*Given instruction:* Using the data beneath, show every line that includes the word "icon".

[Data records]
════════════════
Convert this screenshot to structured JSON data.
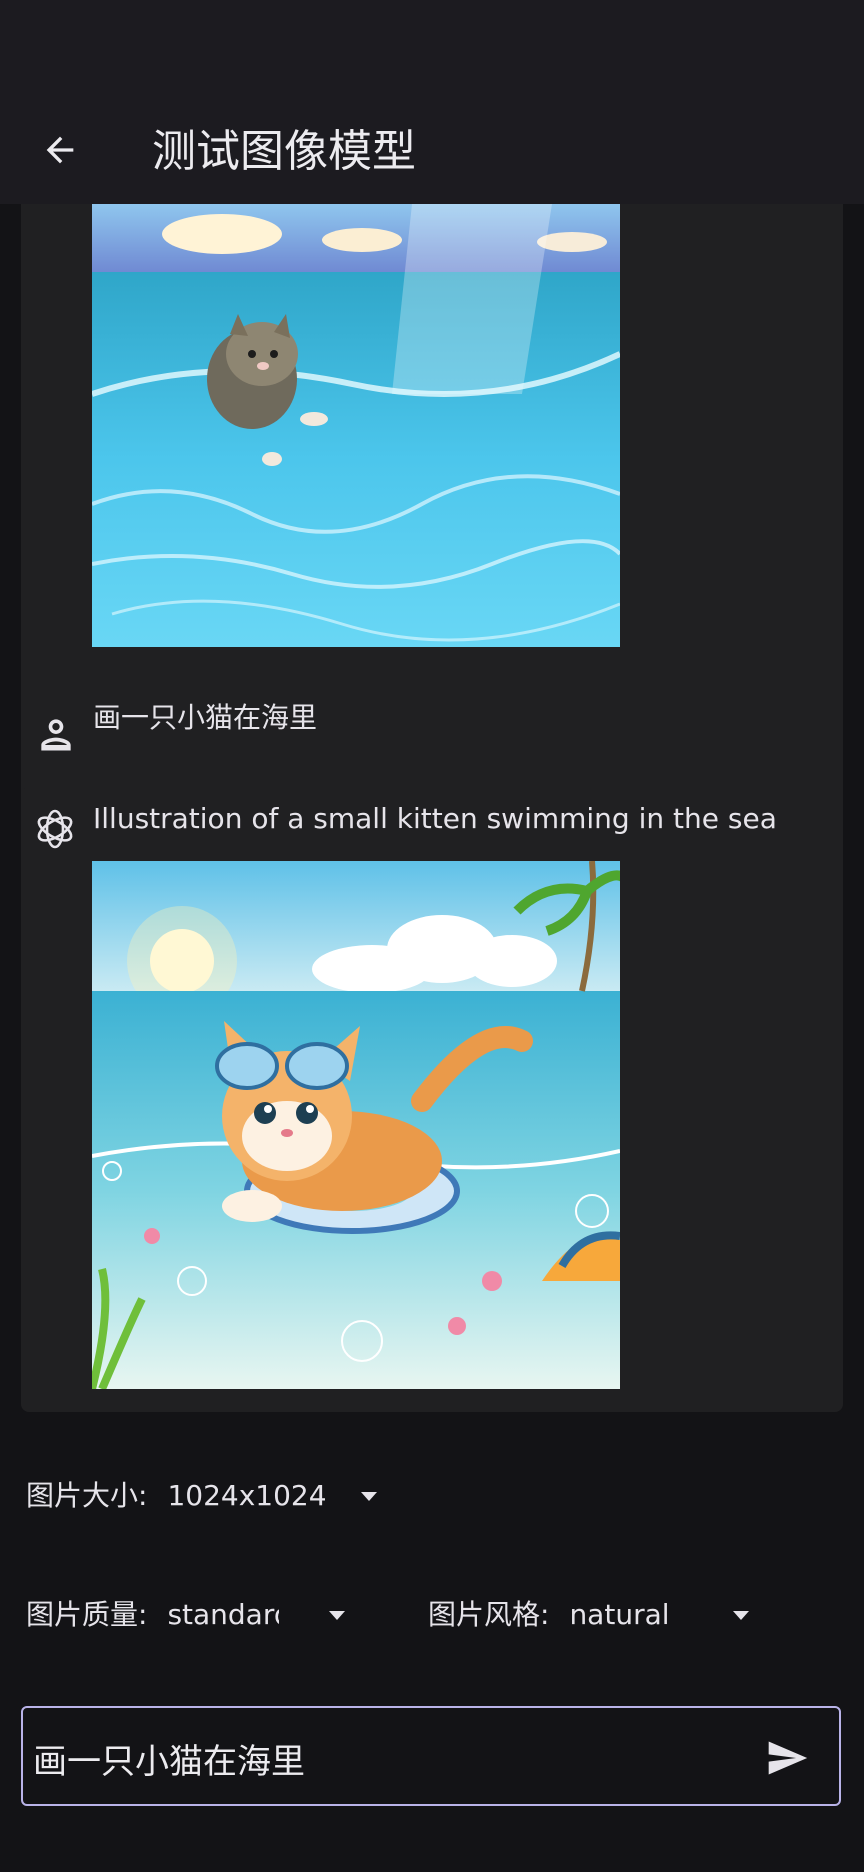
{
  "app_bar": {
    "title": "测试图像模型",
    "back_icon": "arrow-back-icon"
  },
  "messages": [
    {
      "role": "assistant",
      "image_alt": "kitten swimming in clear sea water"
    },
    {
      "role": "user",
      "text": "画一只小猫在海里"
    },
    {
      "role": "assistant",
      "text": "Illustration of a small kitten swimming in the sea",
      "image_alt": "cartoon kitten with goggles swimming with an inflatable ring in the sea"
    }
  ],
  "options": {
    "size_label": "图片大小:",
    "size_value": "1024x1024",
    "quality_label": "图片质量:",
    "quality_value": "standard",
    "style_label": "图片风格:",
    "style_value": "natural"
  },
  "input": {
    "value": "画一只小猫在海里",
    "send_icon": "send-icon"
  },
  "colors": {
    "background": "#131316",
    "card": "#202022",
    "input_border": "#b9b3e8"
  }
}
════════════════
*Exercise result:*
    "back_icon": "arrow-back-icon"
    "send_icon": "send-icon"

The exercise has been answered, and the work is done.